[提示された課題]: 下に示す、部品実装用データの変更装置に関する抜粋について、最後の文に続く内容を書きなさい。

[選択した抜粋]:
------

上記の変更装置によると、変更回数の多いデータをオペレータが把握し易くなる。言い換えると、実装エラーの原因である可能性が高いデータをオペレータが把握し易くなる。
【0017】
(3)前記部品実装用データは、前記部品を識別するための部品識別データと、当該部品に関する詳細データとを含み、前記処理部は、過去に前記詳細データが変更された前記部品識別データを識別可能に前記表示部に表示する第2の表示処理を実行してもよい。
【0018】
上記の変更装置によると、部品の実装エラーが発生した場合に、その部品の詳細データが過去に変更されたか否かをオペレータが把握し易くなる。言い換えると、詳細データの変更が実装エラーの原因である可能性があるか否かをオペレータが把握し易くなる。
【0019】
(4)前記処理部は、前記第2の表示処理において、前記詳細データの変更回数に応じて前記部品識別データの表示形態を異ならせてもよい。
【0020】
上記の変更装置によると、詳細データの変更回数が多い部品をオペレータが把握し易くなる。言い換えると、詳細データの変更が実装エラーの原因である可能性が高いか否かをオペレータが把握し易くなる。
【0021】
(5)前記処理部は、所定の条件が満たされた場合に前記データの変更回数のカウントを開始してもよい。
【0022】
新しい部品を実装するときは実装動作のチューニングのためにデータが頻繁に変更されることがある。その場合の変更も変更回数に含めると、実際に実装エラーが発生した場合に、実装エラーの原因であるデータをオペレータが特定し難くなる。
上記の変更装置によると、例えばチューニングが完了するまではデータの変更回数をカウントせず、チューニングが完了したという条件(所定の条件の一例)が満たされた場合にカウントを開始することにより、実装エラーの原因であるデータをオペレータが特定し難くなる可能性を低減できる。
【0023】
(6)前記処理部は、前記部品の実装エラーが発生した場合に、当該実装エラーの原因になり得る前記データが過去に変更された場合は、その後に前記第1の表示処理を実行するとき、当該実装エラーの原因になり得る前記データのうち過去に変更された前記データを識別可能に表示してもよい。
【0024】
上記の変更装置によると、実装エラーの原因になった可能性があるデータをオペレータが把握し易くなるので、実装エラーからの復旧に要する時間を短縮できる可能性が高くなる。
【0025】
(7)前記処理部は、前記部品の実装エラーが発生した場合に、当該部品に関する前記詳細データのうち当該実装エラーの原因になり得る前記詳細データが過去に変更された場合は、その後に前記第2の表示処理を実行するとき、当該部品の前記部品識別データを識別可能に表示してもよい。

------

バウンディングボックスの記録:
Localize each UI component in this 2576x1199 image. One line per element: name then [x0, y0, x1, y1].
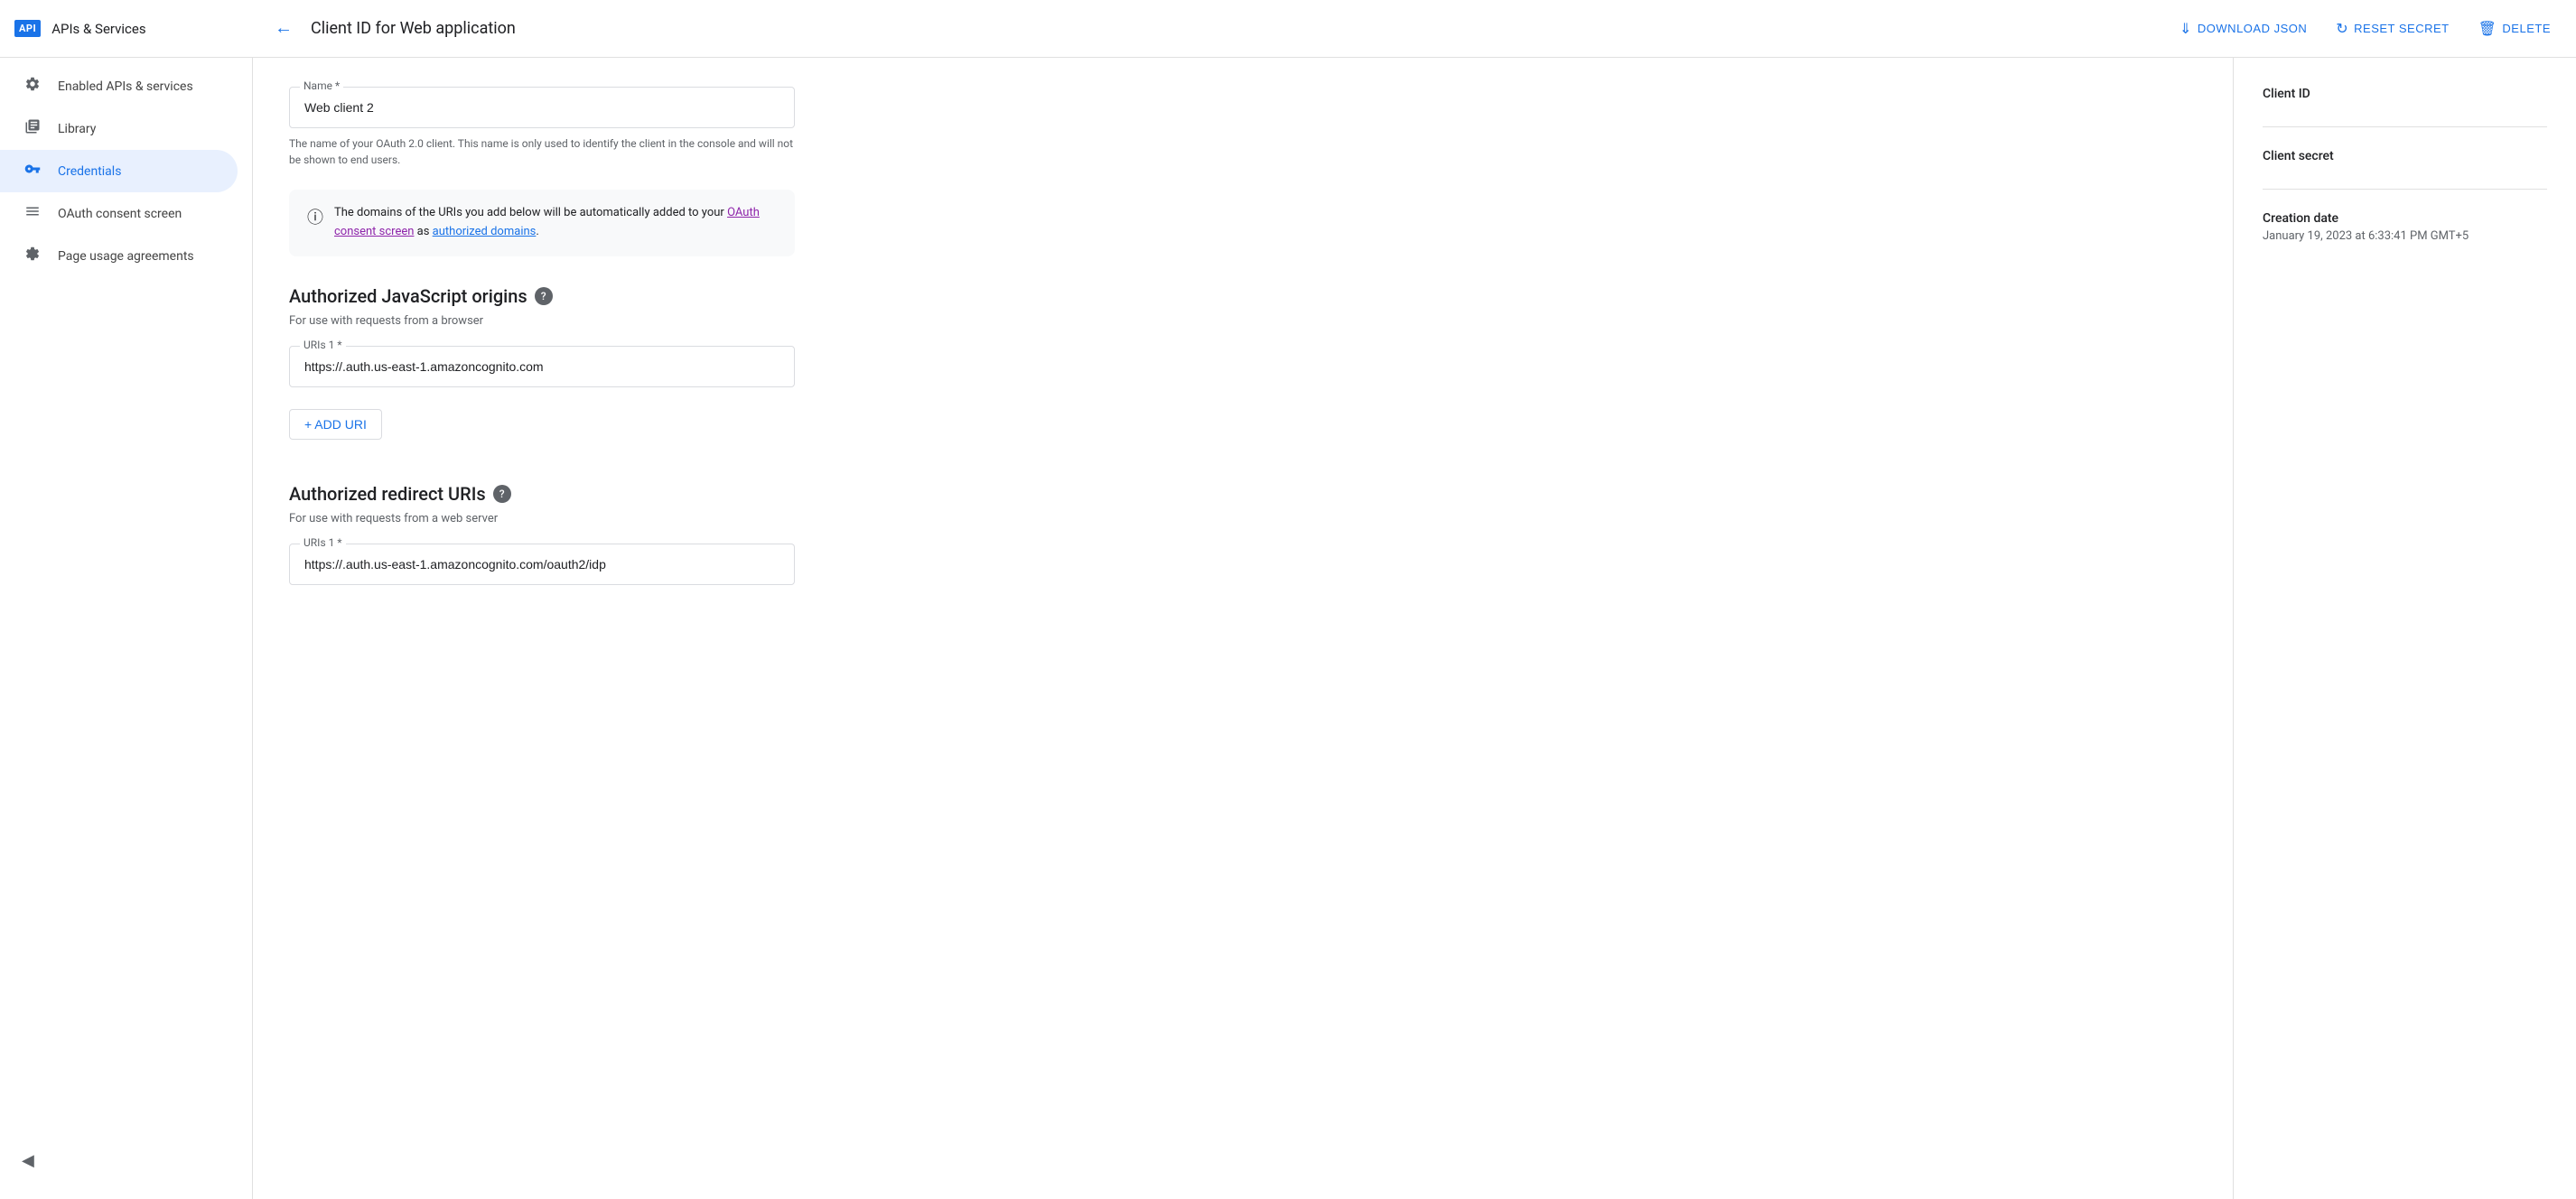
js-origins-desc: For use with requests from a browser [289, 314, 2197, 328]
info-box: ⓘ The domains of the URIs you add below … [289, 190, 795, 256]
redirect-uris-help-icon[interactable]: ? [493, 485, 511, 503]
creation-date-label: Creation date [2263, 211, 2547, 226]
client-secret-label: Client secret [2263, 149, 2547, 163]
add-uri-label: + ADD URI [304, 417, 367, 432]
enabled-apis-icon [22, 76, 43, 97]
info-icon: ⓘ [307, 205, 323, 228]
sidebar-item-label: Enabled APIs & services [58, 79, 193, 94]
download-json-label: DOWNLOAD JSON [2198, 22, 2307, 35]
sidebar-item-library[interactable]: Library [0, 107, 238, 150]
sidebar-item-enabled-apis[interactable]: Enabled APIs & services [0, 65, 238, 107]
redirect-uri1-wrap: URIs 1 * [289, 544, 795, 585]
sidebar-item-label: OAuth consent screen [58, 207, 182, 221]
delete-label: DELETE [2502, 22, 2551, 35]
topbar-brand: APIs & Services [51, 21, 145, 37]
info-text: The domains of the URIs you add below wi… [334, 204, 777, 242]
js-uri1-label: URIs 1 * [300, 339, 346, 351]
api-logo: API [14, 20, 41, 37]
name-label: Name * [300, 79, 343, 92]
redirect-uri1-label: URIs 1 * [300, 536, 346, 549]
delete-button[interactable]: 🗑 DELETE [2468, 13, 2562, 45]
redirect-uris-section: Authorized redirect URIs ? For use with … [289, 483, 2197, 585]
back-button[interactable]: ← [267, 11, 300, 46]
js-uri1-wrap: URIs 1 * [289, 346, 795, 387]
creation-date-value: January 19, 2023 at 6:33:41 PM GMT+5 [2263, 229, 2547, 243]
page-title: Client ID for Web application [311, 19, 516, 38]
content-area: Name * The name of your OAuth 2.0 client… [253, 58, 2576, 1199]
js-origins-section: Authorized JavaScript origins ? For use … [289, 285, 2197, 440]
download-json-button[interactable]: ⇓ DOWNLOAD JSON [2169, 13, 2318, 45]
credentials-icon [22, 161, 43, 181]
info-text-part1: The domains of the URIs you add below wi… [334, 206, 727, 219]
sidebar-item-label: Library [58, 122, 96, 136]
download-icon: ⇓ [2179, 20, 2192, 38]
sidebar: Enabled APIs & services Library Credenti… [0, 58, 253, 1199]
topbar-left: API APIs & Services [14, 20, 267, 37]
oauth-icon [22, 203, 43, 224]
info-text-part3: . [536, 225, 538, 238]
sidebar-item-label: Page usage agreements [58, 249, 194, 264]
collapse-sidebar-button[interactable]: ◀ [0, 1140, 56, 1181]
client-id-row: Client ID [2263, 87, 2547, 127]
creation-date-row: Creation date January 19, 2023 at 6:33:4… [2263, 211, 2547, 265]
name-input-wrap: Name * [289, 87, 2197, 128]
add-uri-button[interactable]: + ADD URI [289, 409, 382, 440]
sidebar-item-oauth-consent[interactable]: OAuth consent screen [0, 192, 238, 235]
redirect-uris-title: Authorized redirect URIs ? [289, 483, 2197, 505]
library-icon [22, 118, 43, 139]
redirect-uri1-input[interactable] [289, 544, 795, 585]
client-secret-row: Client secret [2263, 149, 2547, 190]
topbar: API APIs & Services ← Client ID for Web … [0, 0, 2576, 58]
reset-secret-button[interactable]: ↻ RESET SECRET [2325, 13, 2459, 45]
topbar-right: ← Client ID for Web application ⇓ DOWNLO… [267, 11, 2562, 46]
name-input[interactable] [289, 87, 795, 128]
main-layout: Enabled APIs & services Library Credenti… [0, 58, 2576, 1199]
js-uri1-input[interactable] [289, 346, 795, 387]
page-usage-icon [22, 246, 43, 266]
sidebar-item-label: Credentials [58, 164, 121, 179]
reset-icon: ↻ [2336, 20, 2348, 38]
sidebar-item-credentials[interactable]: Credentials [0, 150, 238, 192]
delete-icon: 🗑 [2478, 20, 2497, 38]
authorized-domains-link[interactable]: authorized domains [433, 225, 537, 238]
client-id-label: Client ID [2263, 87, 2547, 101]
name-hint: The name of your OAuth 2.0 client. This … [289, 135, 795, 168]
name-form-group: Name * The name of your OAuth 2.0 client… [289, 87, 2197, 168]
main-content: Name * The name of your OAuth 2.0 client… [253, 58, 2233, 1199]
js-origins-help-icon[interactable]: ? [535, 287, 553, 305]
api-logo-text: API [14, 20, 41, 37]
right-panel: Client ID Client secret Creation date Ja… [2233, 58, 2576, 1199]
info-text-part2: as [414, 225, 432, 238]
redirect-uris-desc: For use with requests from a web server [289, 512, 2197, 525]
sidebar-item-page-usage[interactable]: Page usage agreements [0, 235, 238, 277]
reset-secret-label: RESET SECRET [2354, 22, 2449, 35]
js-origins-title: Authorized JavaScript origins ? [289, 285, 2197, 307]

------

[以下の出力]:
【0026】
上記の変更装置によると、部品の実装エラーが発生した場合に、当該部品に関する詳細データを変更したことが当該実装エラーの原因である可能性があるか否かをオペレータが把握し易くなるので、実装エラーからの復旧に要する時間を短縮できる可能性が高くなる。
【0027】
(8)前記処理部は、前記部品の実装エラーが発生した場合に、当該部品の過去の実装エラーの発生履歴、及び、当該部品に関する前記詳細データの変更履歴の少なくとも一方を前記表示部に表示する履歴表示処理を実行してもよい。
【0028】
上記の変更装置によると、オペレータは、例えばデータの変更履歴を参照することにより、実装エラーが発生していなかったときのデータに戻すことが容易になる。また、オペレータは、実装エラーの発生履歴を参照することにより、実装エラーが発生する前のデータに戻すことが容易になる。このため、実装エラーから短時間で復旧できる可能性が高くなる。
【0029】
(9)前記処理部は、前記履歴表示処理において、少なくとも前記詳細データの変更履歴を表示し、前記履歴表示処理によって表示された一以上の前記変更履歴の中からいずれかの前記変更履歴の選択を受け付ける履歴選択処理と、前記履歴選択処理で選択された前記変更履歴に対応する前記詳細データを、当該選択された前記変更履歴における変更前のデータにロールバックさせるロールバック処理と、を実行してもよい。
【0030】
上記の変更装置によると、実装エラーが発生する前のデータに戻す作業の作業効率が向上する。このため、実装エラーからの復旧に要する時間を短縮できる可能性が高くなる。
【0031】
(10)前記処理部は、前記部品の実装エラーが発生した場合に、当該実装エラーの原因になり得る前記データの修正候補を前記表示部に表示する候補表示処理と、前記候補表示処理によって表示された一以上の前記修正候補の中からいずれかの前記修正候補の選択を受け付ける候補選択処理と、前記候補選択処理で選択された前記修正候補に対応する前記データを、当該選択された前記修正候補に変更する第2の変更処理と、を実行してもよい。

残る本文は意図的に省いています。